* Begin Available records *

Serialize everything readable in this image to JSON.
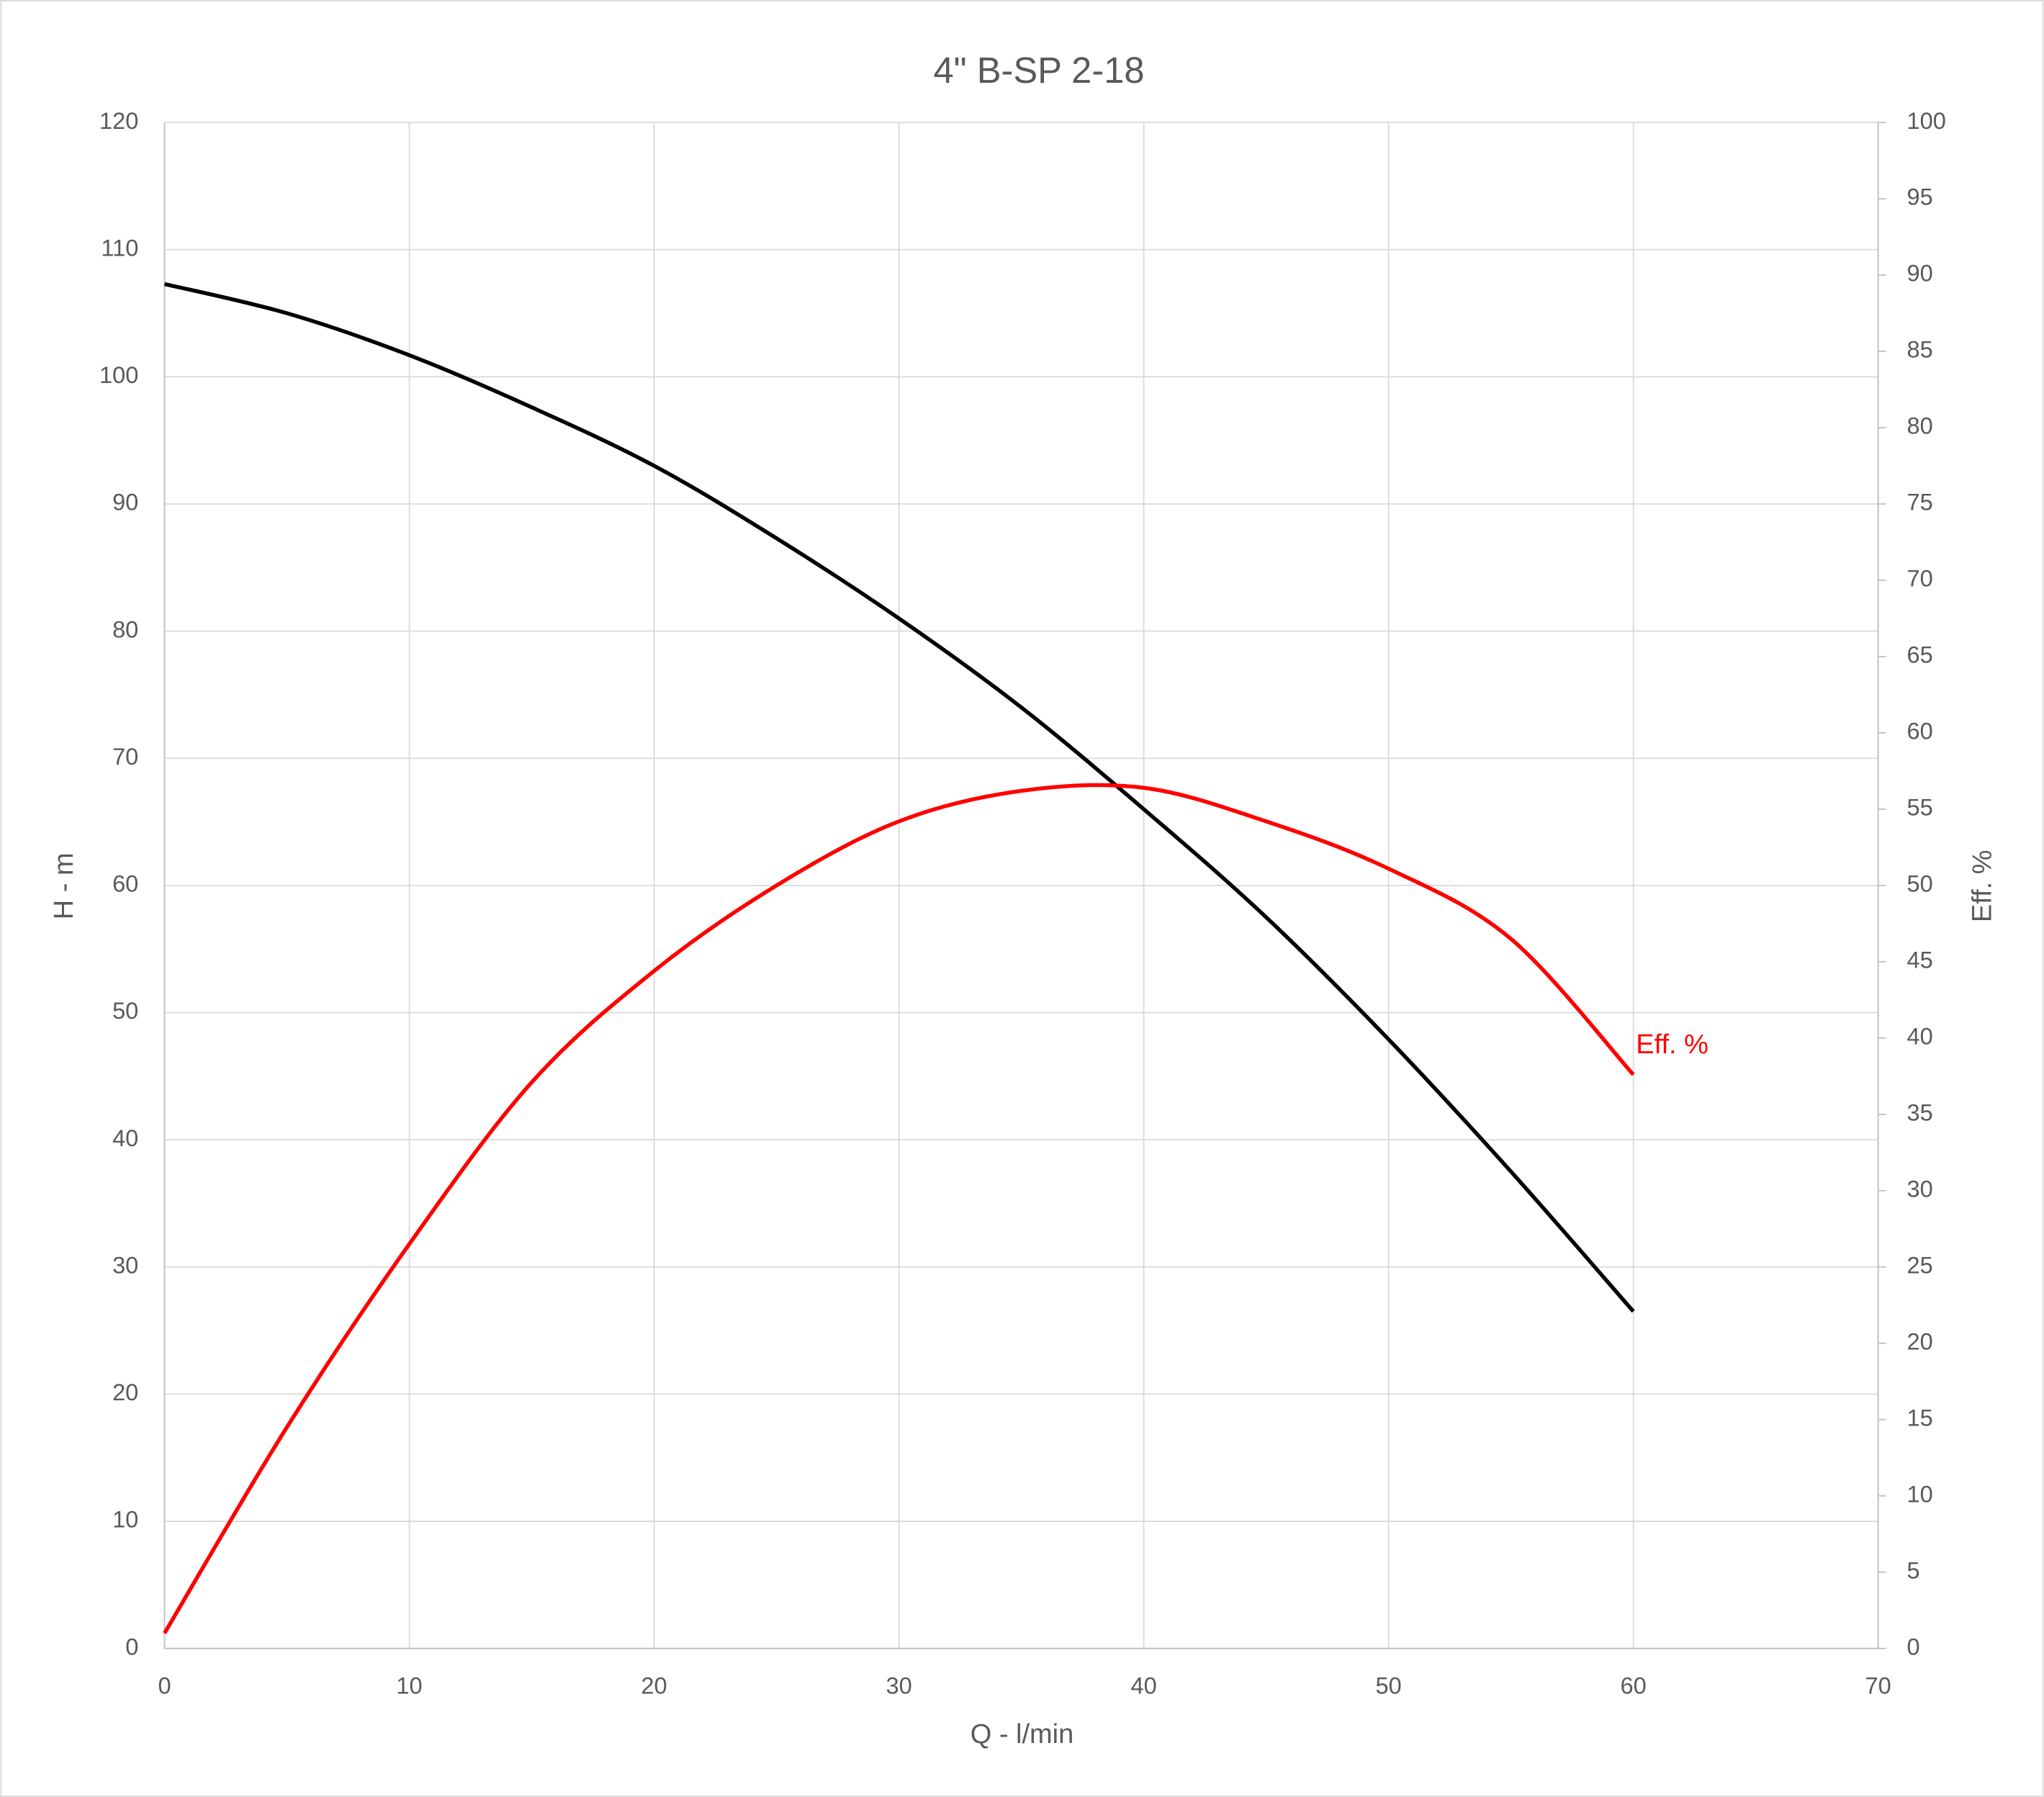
{
  "chart_data": {
    "type": "line",
    "title": "4\" B-SP 2-18",
    "x_label": "Q - l/min",
    "y_label": "H - m",
    "y2_label": "Eff. %",
    "x": [
      0,
      5,
      10,
      15,
      20,
      25,
      30,
      35,
      40,
      45,
      50,
      55,
      60
    ],
    "series": [
      {
        "color": "#000000",
        "values": [
          107.3,
          105,
          101.7,
          97.6,
          93,
          87.3,
          81,
          74,
          66,
          57.5,
          47.9,
          37.5,
          26.5
        ]
      },
      {
        "name": "Eff. %",
        "color": "#ff0000",
        "axis": "y2",
        "values": [
          1.0,
          14.5,
          26.5,
          37.1,
          44.4,
          50,
          54.2,
          56.2,
          56.4,
          54.2,
          51.1,
          46.5,
          37.6
        ]
      }
    ],
    "xlim": [
      0,
      70
    ],
    "xticks": [
      0,
      10,
      20,
      30,
      40,
      50,
      60,
      70
    ],
    "ylim": [
      0,
      120
    ],
    "yticks": [
      0,
      10,
      20,
      30,
      40,
      50,
      60,
      70,
      80,
      90,
      100,
      110,
      120
    ],
    "y2lim": [
      0,
      100
    ],
    "y2ticks": [
      0,
      5,
      10,
      15,
      20,
      25,
      30,
      35,
      40,
      45,
      50,
      55,
      60,
      65,
      70,
      75,
      80,
      85,
      90,
      95,
      100
    ],
    "grid": true
  }
}
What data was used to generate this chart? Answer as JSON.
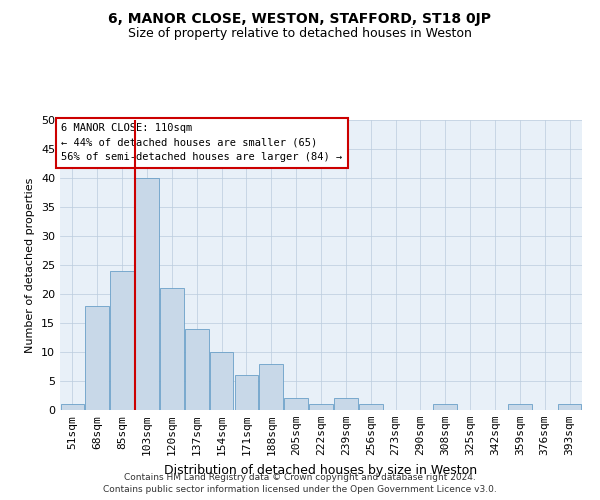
{
  "title": "6, MANOR CLOSE, WESTON, STAFFORD, ST18 0JP",
  "subtitle": "Size of property relative to detached houses in Weston",
  "xlabel": "Distribution of detached houses by size in Weston",
  "ylabel": "Number of detached properties",
  "categories": [
    "51sqm",
    "68sqm",
    "85sqm",
    "103sqm",
    "120sqm",
    "137sqm",
    "154sqm",
    "171sqm",
    "188sqm",
    "205sqm",
    "222sqm",
    "239sqm",
    "256sqm",
    "273sqm",
    "290sqm",
    "308sqm",
    "325sqm",
    "342sqm",
    "359sqm",
    "376sqm",
    "393sqm"
  ],
  "values": [
    1,
    18,
    24,
    40,
    21,
    14,
    10,
    6,
    8,
    2,
    1,
    2,
    1,
    0,
    0,
    1,
    0,
    0,
    1,
    0,
    1
  ],
  "bar_color": "#c8d8e8",
  "bar_edge_color": "#6aa0c8",
  "grid_color": "#bbccdd",
  "background_color": "#e8f0f8",
  "vline_color": "#cc0000",
  "vline_index": 3,
  "annotation_text_line1": "6 MANOR CLOSE: 110sqm",
  "annotation_text_line2": "← 44% of detached houses are smaller (65)",
  "annotation_text_line3": "56% of semi-detached houses are larger (84) →",
  "annotation_box_color": "#ffffff",
  "annotation_box_edge": "#cc0000",
  "ylim": [
    0,
    50
  ],
  "yticks": [
    0,
    5,
    10,
    15,
    20,
    25,
    30,
    35,
    40,
    45,
    50
  ],
  "title_fontsize": 10,
  "subtitle_fontsize": 9,
  "footer1": "Contains HM Land Registry data © Crown copyright and database right 2024.",
  "footer2": "Contains public sector information licensed under the Open Government Licence v3.0."
}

* End Available records *

What to do
All records should be output exactly, with the pictures left out.

Solution to this task
Serialize everything readable in this image to JSON.
{
  "chart_data": {
    "type": "line",
    "title": "4\" B-SP 2-18",
    "x_label": "Q - l/min",
    "y_label": "H - m",
    "y2_label": "Eff. %",
    "x": [
      0,
      5,
      10,
      15,
      20,
      25,
      30,
      35,
      40,
      45,
      50,
      55,
      60
    ],
    "series": [
      {
        "color": "#000000",
        "values": [
          107.3,
          105,
          101.7,
          97.6,
          93,
          87.3,
          81,
          74,
          66,
          57.5,
          47.9,
          37.5,
          26.5
        ]
      },
      {
        "name": "Eff. %",
        "color": "#ff0000",
        "axis": "y2",
        "values": [
          1.0,
          14.5,
          26.5,
          37.1,
          44.4,
          50,
          54.2,
          56.2,
          56.4,
          54.2,
          51.1,
          46.5,
          37.6
        ]
      }
    ],
    "xlim": [
      0,
      70
    ],
    "xticks": [
      0,
      10,
      20,
      30,
      40,
      50,
      60,
      70
    ],
    "ylim": [
      0,
      120
    ],
    "yticks": [
      0,
      10,
      20,
      30,
      40,
      50,
      60,
      70,
      80,
      90,
      100,
      110,
      120
    ],
    "y2lim": [
      0,
      100
    ],
    "y2ticks": [
      0,
      5,
      10,
      15,
      20,
      25,
      30,
      35,
      40,
      45,
      50,
      55,
      60,
      65,
      70,
      75,
      80,
      85,
      90,
      95,
      100
    ],
    "grid": true
  }
}
What data was used to generate this chart? Answer as JSON.
{
  "title": "6, MANOR CLOSE, WESTON, STAFFORD, ST18 0JP",
  "subtitle": "Size of property relative to detached houses in Weston",
  "xlabel": "Distribution of detached houses by size in Weston",
  "ylabel": "Number of detached properties",
  "categories": [
    "51sqm",
    "68sqm",
    "85sqm",
    "103sqm",
    "120sqm",
    "137sqm",
    "154sqm",
    "171sqm",
    "188sqm",
    "205sqm",
    "222sqm",
    "239sqm",
    "256sqm",
    "273sqm",
    "290sqm",
    "308sqm",
    "325sqm",
    "342sqm",
    "359sqm",
    "376sqm",
    "393sqm"
  ],
  "values": [
    1,
    18,
    24,
    40,
    21,
    14,
    10,
    6,
    8,
    2,
    1,
    2,
    1,
    0,
    0,
    1,
    0,
    0,
    1,
    0,
    1
  ],
  "bar_color": "#c8d8e8",
  "bar_edge_color": "#6aa0c8",
  "grid_color": "#bbccdd",
  "background_color": "#e8f0f8",
  "vline_color": "#cc0000",
  "vline_index": 3,
  "annotation_text_line1": "6 MANOR CLOSE: 110sqm",
  "annotation_text_line2": "← 44% of detached houses are smaller (65)",
  "annotation_text_line3": "56% of semi-detached houses are larger (84) →",
  "annotation_box_color": "#ffffff",
  "annotation_box_edge": "#cc0000",
  "ylim": [
    0,
    50
  ],
  "yticks": [
    0,
    5,
    10,
    15,
    20,
    25,
    30,
    35,
    40,
    45,
    50
  ],
  "title_fontsize": 10,
  "subtitle_fontsize": 9,
  "footer1": "Contains HM Land Registry data © Crown copyright and database right 2024.",
  "footer2": "Contains public sector information licensed under the Open Government Licence v3.0."
}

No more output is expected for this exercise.